▶ **Stated exercise**
Identify the lines that contain the string "đông" and copy all of them.

################

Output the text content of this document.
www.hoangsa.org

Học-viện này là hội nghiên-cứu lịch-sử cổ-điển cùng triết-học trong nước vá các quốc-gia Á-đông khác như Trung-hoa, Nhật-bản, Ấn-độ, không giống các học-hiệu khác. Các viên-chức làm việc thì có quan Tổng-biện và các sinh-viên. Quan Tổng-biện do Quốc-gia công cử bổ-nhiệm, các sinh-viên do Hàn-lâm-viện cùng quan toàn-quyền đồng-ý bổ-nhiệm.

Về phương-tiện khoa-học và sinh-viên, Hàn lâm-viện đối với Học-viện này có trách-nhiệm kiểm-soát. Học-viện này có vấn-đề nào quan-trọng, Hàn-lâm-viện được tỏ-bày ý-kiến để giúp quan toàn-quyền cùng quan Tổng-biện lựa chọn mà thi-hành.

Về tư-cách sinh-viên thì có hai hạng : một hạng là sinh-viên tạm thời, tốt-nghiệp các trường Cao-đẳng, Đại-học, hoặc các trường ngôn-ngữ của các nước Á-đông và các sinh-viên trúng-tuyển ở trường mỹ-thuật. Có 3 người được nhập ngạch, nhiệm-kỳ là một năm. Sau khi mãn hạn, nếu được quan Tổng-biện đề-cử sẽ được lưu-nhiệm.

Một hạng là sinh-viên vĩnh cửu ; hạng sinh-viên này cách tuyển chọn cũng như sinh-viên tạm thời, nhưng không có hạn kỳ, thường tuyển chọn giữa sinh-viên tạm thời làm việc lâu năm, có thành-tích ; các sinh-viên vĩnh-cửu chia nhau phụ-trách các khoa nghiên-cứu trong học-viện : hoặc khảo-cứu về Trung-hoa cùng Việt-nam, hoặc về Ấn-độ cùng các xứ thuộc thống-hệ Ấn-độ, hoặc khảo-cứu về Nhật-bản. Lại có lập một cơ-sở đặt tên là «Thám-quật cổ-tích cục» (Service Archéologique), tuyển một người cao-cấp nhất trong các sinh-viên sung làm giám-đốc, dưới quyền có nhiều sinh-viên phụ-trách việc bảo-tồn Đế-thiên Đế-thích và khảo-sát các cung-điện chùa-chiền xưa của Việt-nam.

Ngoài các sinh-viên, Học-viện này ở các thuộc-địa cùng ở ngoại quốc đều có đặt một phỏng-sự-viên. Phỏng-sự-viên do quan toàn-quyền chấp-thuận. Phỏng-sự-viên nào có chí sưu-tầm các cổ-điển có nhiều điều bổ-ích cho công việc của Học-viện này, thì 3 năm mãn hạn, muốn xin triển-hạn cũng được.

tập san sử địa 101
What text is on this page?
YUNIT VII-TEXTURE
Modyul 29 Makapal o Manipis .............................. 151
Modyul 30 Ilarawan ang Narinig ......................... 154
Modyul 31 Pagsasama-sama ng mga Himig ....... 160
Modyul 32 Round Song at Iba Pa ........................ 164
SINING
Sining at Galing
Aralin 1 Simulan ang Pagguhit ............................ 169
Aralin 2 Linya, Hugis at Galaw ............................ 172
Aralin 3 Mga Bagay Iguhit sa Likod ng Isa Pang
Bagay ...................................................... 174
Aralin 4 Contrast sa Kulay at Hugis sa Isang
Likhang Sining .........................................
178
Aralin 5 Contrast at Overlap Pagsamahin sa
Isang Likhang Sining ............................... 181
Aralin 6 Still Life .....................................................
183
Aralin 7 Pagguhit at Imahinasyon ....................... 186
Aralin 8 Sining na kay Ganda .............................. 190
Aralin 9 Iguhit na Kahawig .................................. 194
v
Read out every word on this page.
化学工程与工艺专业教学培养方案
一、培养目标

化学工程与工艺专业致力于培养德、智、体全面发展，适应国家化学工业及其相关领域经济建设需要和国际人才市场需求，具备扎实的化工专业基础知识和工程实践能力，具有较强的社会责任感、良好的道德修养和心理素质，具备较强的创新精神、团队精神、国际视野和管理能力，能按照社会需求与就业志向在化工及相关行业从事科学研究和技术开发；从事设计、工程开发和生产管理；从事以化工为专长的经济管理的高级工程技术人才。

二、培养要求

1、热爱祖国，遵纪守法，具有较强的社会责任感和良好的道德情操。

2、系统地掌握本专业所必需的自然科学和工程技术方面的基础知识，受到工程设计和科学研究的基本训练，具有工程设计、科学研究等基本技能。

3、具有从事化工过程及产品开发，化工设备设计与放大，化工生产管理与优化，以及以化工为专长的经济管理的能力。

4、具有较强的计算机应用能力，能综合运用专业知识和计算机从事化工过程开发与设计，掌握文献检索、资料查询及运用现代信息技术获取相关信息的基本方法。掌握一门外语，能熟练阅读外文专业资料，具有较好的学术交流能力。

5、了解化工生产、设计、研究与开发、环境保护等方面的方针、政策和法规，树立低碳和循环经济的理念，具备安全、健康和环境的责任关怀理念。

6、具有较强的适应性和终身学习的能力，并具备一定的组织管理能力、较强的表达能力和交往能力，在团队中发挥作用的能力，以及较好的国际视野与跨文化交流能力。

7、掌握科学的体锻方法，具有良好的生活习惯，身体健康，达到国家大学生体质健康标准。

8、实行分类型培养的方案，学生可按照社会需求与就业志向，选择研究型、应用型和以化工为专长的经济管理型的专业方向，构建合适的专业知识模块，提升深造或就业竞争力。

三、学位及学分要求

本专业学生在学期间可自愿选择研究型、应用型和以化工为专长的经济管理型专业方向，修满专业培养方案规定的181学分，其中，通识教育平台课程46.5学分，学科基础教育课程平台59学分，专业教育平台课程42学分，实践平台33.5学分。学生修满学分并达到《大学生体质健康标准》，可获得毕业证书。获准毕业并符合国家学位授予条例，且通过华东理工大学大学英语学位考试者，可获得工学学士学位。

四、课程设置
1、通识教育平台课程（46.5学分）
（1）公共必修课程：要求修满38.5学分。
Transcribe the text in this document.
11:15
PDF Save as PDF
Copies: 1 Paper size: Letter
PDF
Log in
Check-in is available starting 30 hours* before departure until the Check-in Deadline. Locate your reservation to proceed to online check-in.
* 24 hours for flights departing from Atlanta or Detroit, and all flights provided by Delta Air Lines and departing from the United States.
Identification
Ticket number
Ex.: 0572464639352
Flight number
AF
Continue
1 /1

################

▶ **Result below**
Học-viện này là hội nghiên-cứu lịch-sử cổ-điển cùng triết-học trong nước vá các quốc-gia Á-đông khác như Trung-hoa, Nhật-bản, Ấn-độ, không giống các học-hiệu khác. Các viên-chức làm việc thì có quan Tổng-biện và các sinh-viên. Quan Tổng-biện do Quốc-gia công cử bổ-nhiệm, các sinh-viên do Hàn-lâm-viện cùng quan toàn-quyền đồng-ý bổ-nhiệm.
Về tư-cách sinh-viên thì có hai hạng : một hạng là sinh-viên tạm thời, tốt-nghiệp các trường Cao-đẳng, Đại-học, hoặc các trường ngôn-ngữ của các nước Á-đông và các sinh-viên trúng-tuyển ở trường mỹ-thuật. Có 3 người được nhập ngạch, nhiệm-kỳ là một năm. Sau khi mãn hạn, nếu được quan Tổng-biện đề-cử sẽ được lưu-nhiệm.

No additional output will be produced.